▶ _Directions_
Give back the whole listing exactly as shown.

++++

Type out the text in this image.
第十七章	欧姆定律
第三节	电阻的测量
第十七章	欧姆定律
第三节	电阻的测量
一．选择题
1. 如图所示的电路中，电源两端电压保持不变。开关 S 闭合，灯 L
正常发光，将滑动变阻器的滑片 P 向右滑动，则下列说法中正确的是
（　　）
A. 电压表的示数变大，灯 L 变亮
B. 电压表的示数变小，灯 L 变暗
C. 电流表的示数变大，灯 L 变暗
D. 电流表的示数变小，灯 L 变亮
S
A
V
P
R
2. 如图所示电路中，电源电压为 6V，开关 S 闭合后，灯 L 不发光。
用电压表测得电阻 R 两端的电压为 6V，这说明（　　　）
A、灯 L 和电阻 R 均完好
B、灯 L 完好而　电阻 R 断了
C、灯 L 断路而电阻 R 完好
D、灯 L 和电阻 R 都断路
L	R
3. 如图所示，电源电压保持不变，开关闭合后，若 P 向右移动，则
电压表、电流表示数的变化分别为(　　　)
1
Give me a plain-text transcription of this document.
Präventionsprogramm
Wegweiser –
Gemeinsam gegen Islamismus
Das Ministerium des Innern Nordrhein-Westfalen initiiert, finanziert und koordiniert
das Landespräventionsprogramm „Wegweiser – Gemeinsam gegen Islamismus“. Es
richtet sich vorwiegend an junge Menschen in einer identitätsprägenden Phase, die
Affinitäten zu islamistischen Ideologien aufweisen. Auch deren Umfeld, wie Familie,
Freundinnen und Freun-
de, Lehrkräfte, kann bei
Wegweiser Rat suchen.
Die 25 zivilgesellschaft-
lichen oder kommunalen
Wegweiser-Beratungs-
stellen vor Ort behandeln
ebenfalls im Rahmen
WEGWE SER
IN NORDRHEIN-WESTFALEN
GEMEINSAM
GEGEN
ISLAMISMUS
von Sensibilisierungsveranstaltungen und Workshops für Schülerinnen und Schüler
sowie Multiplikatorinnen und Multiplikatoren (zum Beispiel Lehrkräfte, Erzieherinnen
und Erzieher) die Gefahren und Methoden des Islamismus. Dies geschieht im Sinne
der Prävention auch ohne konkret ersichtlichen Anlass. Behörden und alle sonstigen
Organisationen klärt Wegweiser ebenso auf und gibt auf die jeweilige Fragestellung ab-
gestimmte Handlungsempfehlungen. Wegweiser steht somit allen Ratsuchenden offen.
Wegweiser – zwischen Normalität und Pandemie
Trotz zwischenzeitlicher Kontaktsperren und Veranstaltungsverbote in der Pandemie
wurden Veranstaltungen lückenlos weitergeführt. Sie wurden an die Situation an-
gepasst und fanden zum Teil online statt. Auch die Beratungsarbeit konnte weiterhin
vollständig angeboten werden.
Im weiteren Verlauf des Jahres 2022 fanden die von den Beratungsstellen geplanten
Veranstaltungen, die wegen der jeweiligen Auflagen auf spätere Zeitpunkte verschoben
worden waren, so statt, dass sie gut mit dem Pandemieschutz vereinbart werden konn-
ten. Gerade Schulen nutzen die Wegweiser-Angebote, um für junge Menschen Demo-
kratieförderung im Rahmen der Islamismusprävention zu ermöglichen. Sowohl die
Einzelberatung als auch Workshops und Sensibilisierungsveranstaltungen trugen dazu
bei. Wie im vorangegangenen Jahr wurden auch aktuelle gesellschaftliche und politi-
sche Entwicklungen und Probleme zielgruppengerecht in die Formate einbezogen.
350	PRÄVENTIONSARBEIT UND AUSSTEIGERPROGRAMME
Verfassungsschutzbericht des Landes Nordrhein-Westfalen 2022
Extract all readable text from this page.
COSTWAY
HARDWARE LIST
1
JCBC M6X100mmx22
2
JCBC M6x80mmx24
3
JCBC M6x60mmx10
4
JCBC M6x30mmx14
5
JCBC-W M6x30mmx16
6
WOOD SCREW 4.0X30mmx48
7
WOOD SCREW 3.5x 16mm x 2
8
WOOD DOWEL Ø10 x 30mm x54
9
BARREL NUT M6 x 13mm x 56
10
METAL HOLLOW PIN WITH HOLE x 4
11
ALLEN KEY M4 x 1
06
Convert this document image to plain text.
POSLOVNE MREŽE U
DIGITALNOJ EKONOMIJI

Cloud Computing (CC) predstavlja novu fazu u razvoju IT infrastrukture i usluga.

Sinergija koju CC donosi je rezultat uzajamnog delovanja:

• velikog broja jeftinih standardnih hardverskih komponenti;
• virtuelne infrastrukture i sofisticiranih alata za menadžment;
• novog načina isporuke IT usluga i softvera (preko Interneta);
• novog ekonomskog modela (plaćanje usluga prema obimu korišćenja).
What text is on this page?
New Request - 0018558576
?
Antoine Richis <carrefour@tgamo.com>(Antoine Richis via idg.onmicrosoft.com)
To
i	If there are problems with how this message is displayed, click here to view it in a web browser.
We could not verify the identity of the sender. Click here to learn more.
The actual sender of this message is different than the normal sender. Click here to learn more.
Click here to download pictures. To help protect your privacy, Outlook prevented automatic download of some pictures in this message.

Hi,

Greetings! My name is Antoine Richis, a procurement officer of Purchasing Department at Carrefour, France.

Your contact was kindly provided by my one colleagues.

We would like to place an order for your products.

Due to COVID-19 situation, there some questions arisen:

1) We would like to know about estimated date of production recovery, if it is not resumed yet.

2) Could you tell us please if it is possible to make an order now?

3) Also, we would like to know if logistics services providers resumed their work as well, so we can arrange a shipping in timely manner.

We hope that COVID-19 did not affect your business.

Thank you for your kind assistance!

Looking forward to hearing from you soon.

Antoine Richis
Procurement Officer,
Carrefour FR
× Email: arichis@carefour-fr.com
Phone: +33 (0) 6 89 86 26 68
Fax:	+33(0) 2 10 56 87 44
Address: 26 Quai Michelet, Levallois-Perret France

++++

▶ _Written solution_
Type out the text in this image.
第十七章	欧姆定律
第三节	电阻的测量
第十七章	欧姆定律
第三节	电阻的测量
一．选择题
1. 如图所示的电路中，电源两端电压保持不变。开关 S 闭合，灯 L
正常发光，将滑动变阻器的滑片 P 向右滑动，则下列说法中正确的是
（　　）
A. 电压表的示数变大，灯 L 变亮
B. 电压表的示数变小，灯 L 变暗
C. 电流表的示数变大，灯 L 变暗
D. 电流表的示数变小，灯 L 变亮
S
A
V
P
R
2. 如图所示电路中，电源电压为 6V，开关 S 闭合后，灯 L 不发光。
用电压表测得电阻 R 两端的电压为 6V，这说明（　　　）
A、灯 L 和电阻 R 均完好
B、灯 L 完好而　电阻 R 断了
C、灯 L 断路而电阻 R 完好
D、灯 L 和电阻 R 都断路
L	R
3. 如图所示，电源电压保持不变，开关闭合后，若 P 向右移动，则
电压表、电流表示数的变化分别为(　　　)
1
Give me a plain-text transcription of this document.
Präventionsprogramm
Wegweiser –
Gemeinsam gegen Islamismus
Das Ministerium des Innern Nordrhein-Westfalen initiiert, finanziert und koordiniert
das Landespräventionsprogramm „Wegweiser – Gemeinsam gegen Islamismus“. Es
richtet sich vorwiegend an junge Menschen in einer identitätsprägenden Phase, die
Affinitäten zu islamistischen Ideologien aufweisen. Auch deren Umfeld, wie Familie,
Freundinnen und Freun-
de, Lehrkräfte, kann bei
Wegweiser Rat suchen.
Die 25 zivilgesellschaft-
lichen oder kommunalen
Wegweiser-Beratungs-
stellen vor Ort behandeln
ebenfalls im Rahmen
WEGWE SER
IN NORDRHEIN-WESTFALEN
GEMEINSAM
GEGEN
ISLAMISMUS
von Sensibilisierungsveranstaltungen und Workshops für Schülerinnen und Schüler
sowie Multiplikatorinnen und Multiplikatoren (zum Beispiel Lehrkräfte, Erzieherinnen
und Erzieher) die Gefahren und Methoden des Islamismus. Dies geschieht im Sinne
der Prävention auch ohne konkret ersichtlichen Anlass. Behörden und alle sonstigen
Organisationen klärt Wegweiser ebenso auf und gibt auf die jeweilige Fragestellung ab-
gestimmte Handlungsempfehlungen. Wegweiser steht somit allen Ratsuchenden offen.
Wegweiser – zwischen Normalität und Pandemie
Trotz zwischenzeitlicher Kontaktsperren und Veranstaltungsverbote in der Pandemie
wurden Veranstaltungen lückenlos weitergeführt. Sie wurden an die Situation an-
gepasst und fanden zum Teil online statt. Auch die Beratungsarbeit konnte weiterhin
vollständig angeboten werden.
Im weiteren Verlauf des Jahres 2022 fanden die von den Beratungsstellen geplanten
Veranstaltungen, die wegen der jeweiligen Auflagen auf spätere Zeitpunkte verschoben
worden waren, so statt, dass sie gut mit dem Pandemieschutz vereinbart werden konn-
ten. Gerade Schulen nutzen die Wegweiser-Angebote, um für junge Menschen Demo-
kratieförderung im Rahmen der Islamismusprävention zu ermöglichen. Sowohl die
Einzelberatung als auch Workshops und Sensibilisierungsveranstaltungen trugen dazu
bei. Wie im vorangegangenen Jahr wurden auch aktuelle gesellschaftliche und politi-
sche Entwicklungen und Probleme zielgruppengerecht in die Formate einbezogen.
350	PRÄVENTIONSARBEIT UND AUSSTEIGERPROGRAMME
Verfassungsschutzbericht des Landes Nordrhein-Westfalen 2022
Extract all readable text from this page.
COSTWAY
HARDWARE LIST
1
JCBC M6X100mmx22
2
JCBC M6x80mmx24
3
JCBC M6x60mmx10
4
JCBC M6x30mmx14
5
JCBC-W M6x30mmx16
6
WOOD SCREW 4.0X30mmx48
7
WOOD SCREW 3.5x 16mm x 2
8
WOOD DOWEL Ø10 x 30mm x54
9
BARREL NUT M6 x 13mm x 56
10
METAL HOLLOW PIN WITH HOLE x 4
11
ALLEN KEY M4 x 1
06
Convert this document image to plain text.
POSLOVNE MREŽE U
DIGITALNOJ EKONOMIJI

Cloud Computing (CC) predstavlja novu fazu u razvoju IT infrastrukture i usluga.

Sinergija koju CC donosi je rezultat uzajamnog delovanja:

• velikog broja jeftinih standardnih hardverskih komponenti;
• virtuelne infrastrukture i sofisticiranih alata za menadžment;
• novog načina isporuke IT usluga i softvera (preko Interneta);
• novog ekonomskog modela (plaćanje usluga prema obimu korišćenja).
What text is on this page?
New Request - 0018558576
?
Antoine Richis <carrefour@tgamo.com>(Antoine Richis via idg.onmicrosoft.com)
To
i	If there are problems with how this message is displayed, click here to view it in a web browser.
We could not verify the identity of the sender. Click here to learn more.
The actual sender of this message is different than the normal sender. Click here to learn more.
Click here to download pictures. To help protect your privacy, Outlook prevented automatic download of some pictures in this message.

Hi,

Greetings! My name is Antoine Richis, a procurement officer of Purchasing Department at Carrefour, France.

Your contact was kindly provided by my one colleagues.

We would like to place an order for your products.

Due to COVID-19 situation, there some questions arisen:

1) We would like to know about estimated date of production recovery, if it is not resumed yet.

2) Could you tell us please if it is possible to make an order now?

3) Also, we would like to know if logistics services providers resumed their work as well, so we can arrange a shipping in timely manner.

We hope that COVID-19 did not affect your business.

Thank you for your kind assistance!

Looking forward to hearing from you soon.

Antoine Richis
Procurement Officer,
Carrefour FR
× Email: arichis@carefour-fr.com
Phone: +33 (0) 6 89 86 26 68
Fax:	+33(0) 2 10 56 87 44
Address: 26 Quai Michelet, Levallois-Perret France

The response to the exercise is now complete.